# Upper Peninsula Deer Camp 2011



## Macker13 (Oct 1, 2007)

GrizzlyHunter said:


> Here's my Avatar full size. It's our best deer camp pic...back in the day ('89).
> 
> Wishin' fer anoder year like dat, eh?
> 
> ...



25 year UP deer camp guy checking in, your pic's will never be boring and I second the poster that said we should take more pic's.


----------



## GrizzlyHunter (Jun 17, 2005)

Alright...just one more of my favs...

My oldest son (in the black/red plaid of course) took his first deer, a mature doe a couple of years ago. Note the blood on his cheeks...tradition runs deep at our camp.












I strongly recommend that you all make a concentrated effort to take more pics. Especially of your young-uns. They grow up so darned fast...


----------



## old graybeard (Jan 19, 2006)

Your camp sounds like a lot of fun.I recently dug up some old family deer camp pics that I need to get scanned so I can post them up. Most are just old black and white pics of early UP tent camps our family had. One is of my Grandmother and one of her deer along with other hero shots.


----------



## GrizzlyHunter (Jun 17, 2005)

old graybeard said:


> Your camp sounds like a lot of fun.I recently dug up some old family deer camp pics that I need to get scanned so I can post them up. Most are just old black and white pics of early UP tent camps our family had. One is of my Grandmother and one of her deer along with other hero shots.


Black and white pics...how old are you? When I was a kid we at least had color pics. :lol::lol::lol: Just kiddin' ya!

I look forward to seeing em' though. Get them puppies scanned and post away my friend!


----------



## GrizzlyHunter (Jun 17, 2005)

Alright....OGB motivated me to post one more pic...in black & white. My Grand-Dad was the hunting guide for this group(he's on the lower left, only one without a coat). This was taken in Nov' of 1949. Notice all of the wool Mackinaw's, pants and caps. The boots were rubber galoshes either zip-u, or buckle, with wool felt liners that you bought separately. Not a lot of big bucks, but a very cool photo...I think anyway:










I'm sure all of these men pictured have gone to that great hunting forest in the sky. Even the young teenager in the front row (my uncle) passed away a few years back. I'm glad somebody thought to take a picture. Let this be motivation to all you that wished you took more pictures...because it's the only pic I own of my Grand-Dad. 

Again, my apologies to anyone I've bored with "this" pic before too.


----------



## old graybeard (Jan 19, 2006)

GrizzlyHunter said:


> Alright....OGB motivated me to post one more pic...in black & white. My Grand-Dad was the hunting guide for this group(he's on the lower left, only one without a coat). This was taken in Nov' of 1949. Notice all of the wool Mackinaw's, pants and caps. The boots were rubber galoshes either zip-u, or buckle, with wool felt liners that you bought separately. Not a lot of big bucks, but a very cool photo...I think anyway:
> 
> 
> 
> ...

(Records from a data collection)
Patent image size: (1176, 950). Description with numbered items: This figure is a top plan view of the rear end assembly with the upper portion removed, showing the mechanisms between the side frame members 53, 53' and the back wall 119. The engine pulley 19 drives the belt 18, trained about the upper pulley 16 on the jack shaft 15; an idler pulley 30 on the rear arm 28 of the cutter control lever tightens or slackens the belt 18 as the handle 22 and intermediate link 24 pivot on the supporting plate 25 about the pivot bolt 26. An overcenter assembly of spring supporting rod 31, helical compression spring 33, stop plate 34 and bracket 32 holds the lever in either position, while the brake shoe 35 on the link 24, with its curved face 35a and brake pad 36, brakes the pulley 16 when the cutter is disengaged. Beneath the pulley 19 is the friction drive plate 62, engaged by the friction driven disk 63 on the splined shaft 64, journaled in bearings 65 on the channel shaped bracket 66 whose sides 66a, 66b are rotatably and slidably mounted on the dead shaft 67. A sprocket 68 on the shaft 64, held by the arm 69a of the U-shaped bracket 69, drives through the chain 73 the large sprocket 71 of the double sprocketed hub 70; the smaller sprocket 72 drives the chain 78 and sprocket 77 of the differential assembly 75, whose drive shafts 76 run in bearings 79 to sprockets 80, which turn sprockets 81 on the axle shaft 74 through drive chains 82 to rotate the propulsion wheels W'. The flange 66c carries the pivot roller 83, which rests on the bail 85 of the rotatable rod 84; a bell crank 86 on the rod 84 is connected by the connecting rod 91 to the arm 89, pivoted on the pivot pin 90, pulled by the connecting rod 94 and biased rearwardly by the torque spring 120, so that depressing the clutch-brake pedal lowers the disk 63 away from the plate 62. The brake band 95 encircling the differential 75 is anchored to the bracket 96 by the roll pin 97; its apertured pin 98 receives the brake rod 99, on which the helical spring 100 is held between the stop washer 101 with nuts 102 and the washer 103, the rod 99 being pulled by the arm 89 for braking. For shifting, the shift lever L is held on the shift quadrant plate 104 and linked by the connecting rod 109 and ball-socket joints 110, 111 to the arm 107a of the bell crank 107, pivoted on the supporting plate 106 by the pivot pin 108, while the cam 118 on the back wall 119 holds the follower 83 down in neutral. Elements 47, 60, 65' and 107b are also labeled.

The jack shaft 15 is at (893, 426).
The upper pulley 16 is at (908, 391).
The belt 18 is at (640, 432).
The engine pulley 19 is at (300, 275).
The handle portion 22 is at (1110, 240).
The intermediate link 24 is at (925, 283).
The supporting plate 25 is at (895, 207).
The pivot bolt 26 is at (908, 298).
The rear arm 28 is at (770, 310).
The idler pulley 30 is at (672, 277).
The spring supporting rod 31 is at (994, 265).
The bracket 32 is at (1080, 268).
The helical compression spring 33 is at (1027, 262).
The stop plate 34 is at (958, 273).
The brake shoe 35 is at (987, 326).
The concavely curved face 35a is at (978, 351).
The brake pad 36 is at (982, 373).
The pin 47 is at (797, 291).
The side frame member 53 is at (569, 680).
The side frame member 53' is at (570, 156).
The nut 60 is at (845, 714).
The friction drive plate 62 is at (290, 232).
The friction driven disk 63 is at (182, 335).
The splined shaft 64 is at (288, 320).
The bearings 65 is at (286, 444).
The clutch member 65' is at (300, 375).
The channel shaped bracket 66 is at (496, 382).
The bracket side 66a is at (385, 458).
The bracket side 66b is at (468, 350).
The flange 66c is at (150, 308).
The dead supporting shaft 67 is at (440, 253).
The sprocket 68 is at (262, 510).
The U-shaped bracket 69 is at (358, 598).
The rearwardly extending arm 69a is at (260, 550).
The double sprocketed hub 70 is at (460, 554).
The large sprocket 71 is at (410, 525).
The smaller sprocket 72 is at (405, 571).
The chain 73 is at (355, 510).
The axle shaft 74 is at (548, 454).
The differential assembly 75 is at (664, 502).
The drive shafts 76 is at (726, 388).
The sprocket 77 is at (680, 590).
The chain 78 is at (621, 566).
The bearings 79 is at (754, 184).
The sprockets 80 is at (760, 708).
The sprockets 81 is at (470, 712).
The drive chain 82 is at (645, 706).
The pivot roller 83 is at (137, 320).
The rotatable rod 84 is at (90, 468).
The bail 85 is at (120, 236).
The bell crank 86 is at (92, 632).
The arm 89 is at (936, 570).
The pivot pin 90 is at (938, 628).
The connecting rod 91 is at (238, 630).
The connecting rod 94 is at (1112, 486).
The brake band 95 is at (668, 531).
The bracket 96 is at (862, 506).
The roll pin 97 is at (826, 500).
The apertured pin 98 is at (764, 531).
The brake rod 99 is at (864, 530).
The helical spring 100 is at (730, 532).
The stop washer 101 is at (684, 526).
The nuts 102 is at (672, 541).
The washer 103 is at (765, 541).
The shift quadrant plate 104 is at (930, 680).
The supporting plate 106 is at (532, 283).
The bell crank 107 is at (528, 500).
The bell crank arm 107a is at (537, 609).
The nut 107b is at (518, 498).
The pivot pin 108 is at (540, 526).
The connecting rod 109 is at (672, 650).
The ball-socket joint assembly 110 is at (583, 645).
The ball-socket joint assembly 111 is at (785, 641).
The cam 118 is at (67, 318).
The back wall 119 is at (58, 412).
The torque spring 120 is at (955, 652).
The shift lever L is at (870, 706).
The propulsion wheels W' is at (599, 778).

- _Exercise tasks_
A - Which distinct usernames appear as post headers in the deer camp thread?
B - In the deer camp thread, when was the black-and-white photo of the hunting group guided by GrizzlyHunter's Grand-Dad taken?

- _Results_
A - Macker13, GrizzlyHunter, old graybeard

B - November 1949.